## Entries from a visual dataset
⟨

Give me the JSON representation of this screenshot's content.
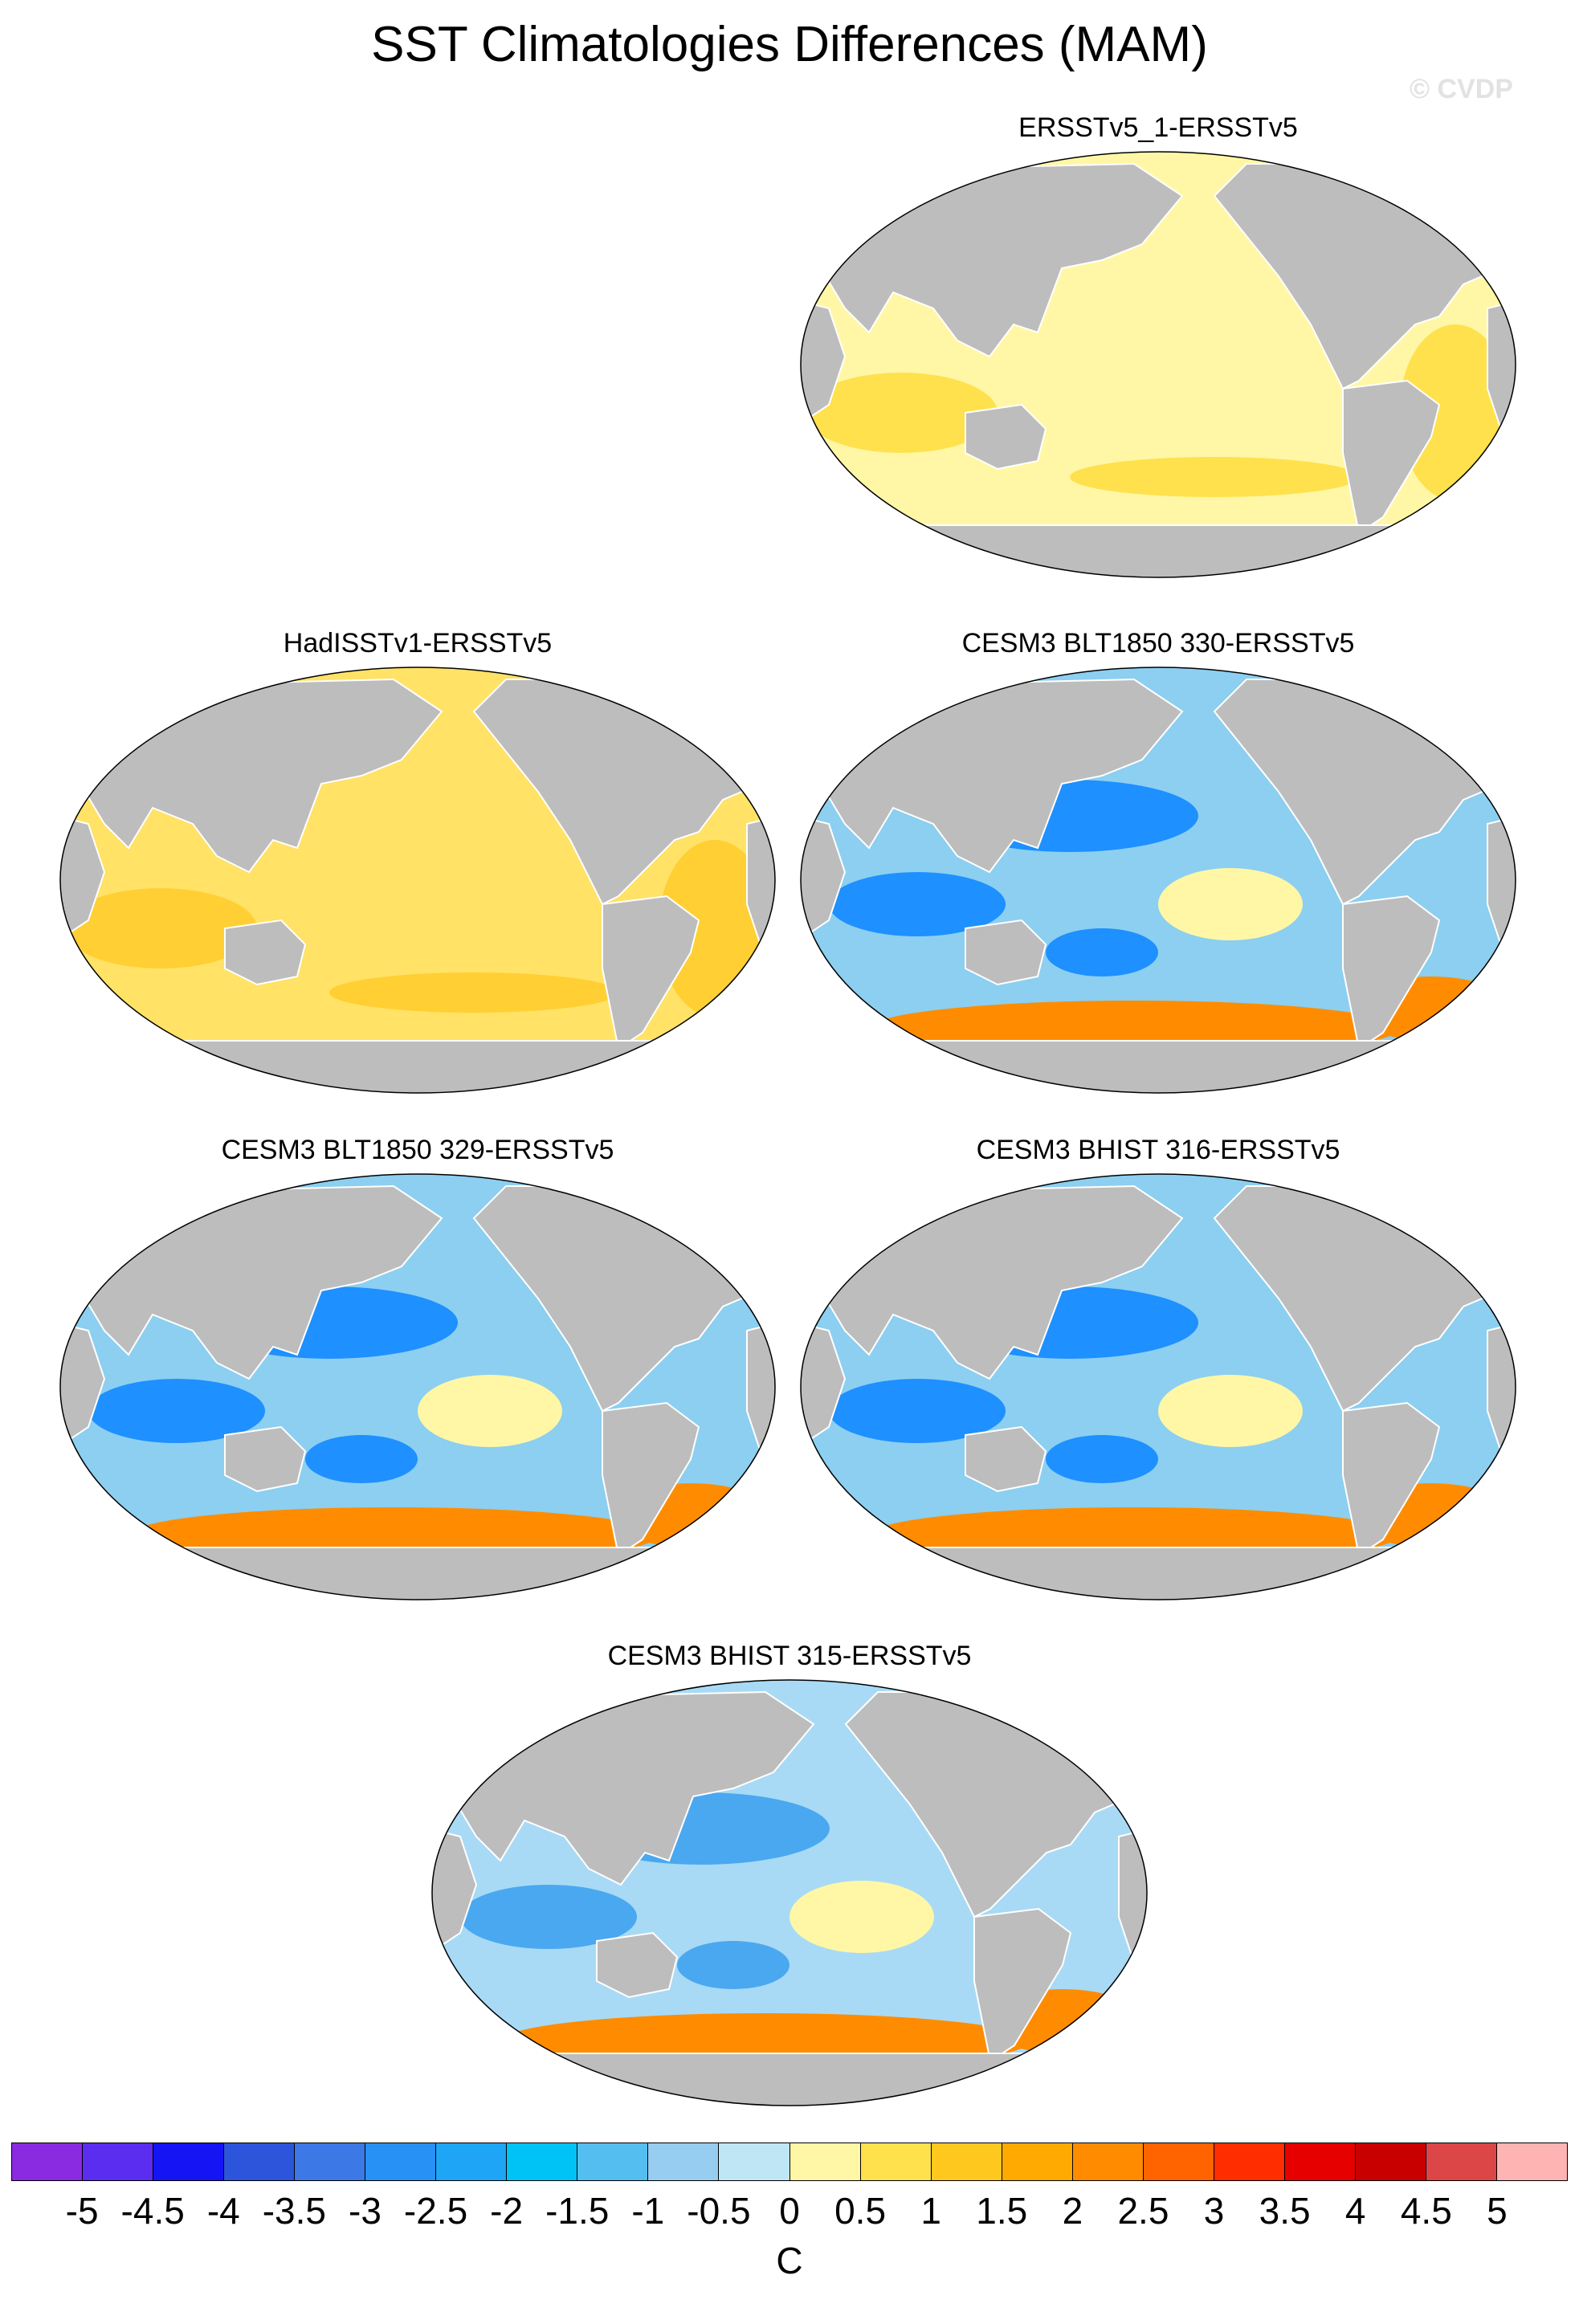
{
  "title": "SST Climatologies Differences (MAM)",
  "watermark": "© CVDP",
  "panels": [
    {
      "title": "ERSSTv5_1-ERSSTv5",
      "ocean_color": "#fff7a6",
      "features": [
        {
          "type": "warm",
          "color": "#ffe14d"
        },
        {
          "type": "cool",
          "color": "#bfe3f5"
        }
      ]
    },
    {
      "title": "HadISSTv1-ERSSTv5",
      "ocean_color": "#ffe266",
      "features": [
        {
          "type": "warm",
          "color": "#ffcf33"
        },
        {
          "type": "cool",
          "color": "#bfe3f5"
        }
      ]
    },
    {
      "title": "CESM3 BLT1850 330-ERSSTv5",
      "ocean_color": "#8ccff0",
      "features": [
        {
          "type": "cool",
          "color": "#1e90ff"
        },
        {
          "type": "warm",
          "color": "#fff7a6"
        },
        {
          "type": "hot",
          "color": "#ff8c00"
        },
        {
          "type": "max",
          "color": "#e60000"
        }
      ]
    },
    {
      "title": "CESM3 BLT1850 329-ERSSTv5",
      "ocean_color": "#8ccff0",
      "features": [
        {
          "type": "cool",
          "color": "#1e90ff"
        },
        {
          "type": "warm",
          "color": "#fff7a6"
        },
        {
          "type": "hot",
          "color": "#ff8c00"
        },
        {
          "type": "max",
          "color": "#e60000"
        }
      ]
    },
    {
      "title": "CESM3 BHIST 316-ERSSTv5",
      "ocean_color": "#8ccff0",
      "features": [
        {
          "type": "cool",
          "color": "#1e90ff"
        },
        {
          "type": "warm",
          "color": "#fff7a6"
        },
        {
          "type": "hot",
          "color": "#ff8c00"
        },
        {
          "type": "max",
          "color": "#e60000"
        }
      ]
    },
    {
      "title": "CESM3 BHIST 315-ERSSTv5",
      "ocean_color": "#a8daf5",
      "features": [
        {
          "type": "cool",
          "color": "#4aa8f0"
        },
        {
          "type": "warm",
          "color": "#fff7a6"
        },
        {
          "type": "hot",
          "color": "#ff8c00"
        },
        {
          "type": "max",
          "color": "#e60000"
        }
      ]
    }
  ],
  "land_color": "#bdbdbd",
  "colorbar": {
    "colors": [
      "#8a2be2",
      "#5a2df0",
      "#1414f5",
      "#2d55dc",
      "#3c78e6",
      "#2891f5",
      "#1ea5f5",
      "#00c3f5",
      "#55bef0",
      "#96cdf0",
      "#bee6f5",
      "#fff7a6",
      "#ffe14d",
      "#ffc81e",
      "#ffaa00",
      "#ff8c00",
      "#ff6400",
      "#ff2d00",
      "#e60000",
      "#c80000",
      "#dc4646",
      "#ffb4b4"
    ],
    "labels": [
      "-5",
      "-4.5",
      "-4",
      "-3.5",
      "-3",
      "-2.5",
      "-2",
      "-1.5",
      "-1",
      "-0.5",
      "0",
      "0.5",
      "1",
      "1.5",
      "2",
      "2.5",
      "3",
      "3.5",
      "4",
      "4.5",
      "5"
    ],
    "units": "C"
  }
}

⟩

## Stated task
The records above must be printed exactly; the pictures stay out.

## Answer for this exercise
Give me the JSON representation of this screenshot's content.
{
  "title": "SST Climatologies Differences (MAM)",
  "watermark": "© CVDP",
  "panels": [
    {
      "title": "ERSSTv5_1-ERSSTv5",
      "ocean_color": "#fff7a6",
      "features": [
        {
          "type": "warm",
          "color": "#ffe14d"
        },
        {
          "type": "cool",
          "color": "#bfe3f5"
        }
      ]
    },
    {
      "title": "HadISSTv1-ERSSTv5",
      "ocean_color": "#ffe266",
      "features": [
        {
          "type": "warm",
          "color": "#ffcf33"
        },
        {
          "type": "cool",
          "color": "#bfe3f5"
        }
      ]
    },
    {
      "title": "CESM3 BLT1850 330-ERSSTv5",
      "ocean_color": "#8ccff0",
      "features": [
        {
          "type": "cool",
          "color": "#1e90ff"
        },
        {
          "type": "warm",
          "color": "#fff7a6"
        },
        {
          "type": "hot",
          "color": "#ff8c00"
        },
        {
          "type": "max",
          "color": "#e60000"
        }
      ]
    },
    {
      "title": "CESM3 BLT1850 329-ERSSTv5",
      "ocean_color": "#8ccff0",
      "features": [
        {
          "type": "cool",
          "color": "#1e90ff"
        },
        {
          "type": "warm",
          "color": "#fff7a6"
        },
        {
          "type": "hot",
          "color": "#ff8c00"
        },
        {
          "type": "max",
          "color": "#e60000"
        }
      ]
    },
    {
      "title": "CESM3 BHIST 316-ERSSTv5",
      "ocean_color": "#8ccff0",
      "features": [
        {
          "type": "cool",
          "color": "#1e90ff"
        },
        {
          "type": "warm",
          "color": "#fff7a6"
        },
        {
          "type": "hot",
          "color": "#ff8c00"
        },
        {
          "type": "max",
          "color": "#e60000"
        }
      ]
    },
    {
      "title": "CESM3 BHIST 315-ERSSTv5",
      "ocean_color": "#a8daf5",
      "features": [
        {
          "type": "cool",
          "color": "#4aa8f0"
        },
        {
          "type": "warm",
          "color": "#fff7a6"
        },
        {
          "type": "hot",
          "color": "#ff8c00"
        },
        {
          "type": "max",
          "color": "#e60000"
        }
      ]
    }
  ],
  "land_color": "#bdbdbd",
  "colorbar": {
    "colors": [
      "#8a2be2",
      "#5a2df0",
      "#1414f5",
      "#2d55dc",
      "#3c78e6",
      "#2891f5",
      "#1ea5f5",
      "#00c3f5",
      "#55bef0",
      "#96cdf0",
      "#bee6f5",
      "#fff7a6",
      "#ffe14d",
      "#ffc81e",
      "#ffaa00",
      "#ff8c00",
      "#ff6400",
      "#ff2d00",
      "#e60000",
      "#c80000",
      "#dc4646",
      "#ffb4b4"
    ],
    "labels": [
      "-5",
      "-4.5",
      "-4",
      "-3.5",
      "-3",
      "-2.5",
      "-2",
      "-1.5",
      "-1",
      "-0.5",
      "0",
      "0.5",
      "1",
      "1.5",
      "2",
      "2.5",
      "3",
      "3.5",
      "4",
      "4.5",
      "5"
    ],
    "units": "C"
  }
}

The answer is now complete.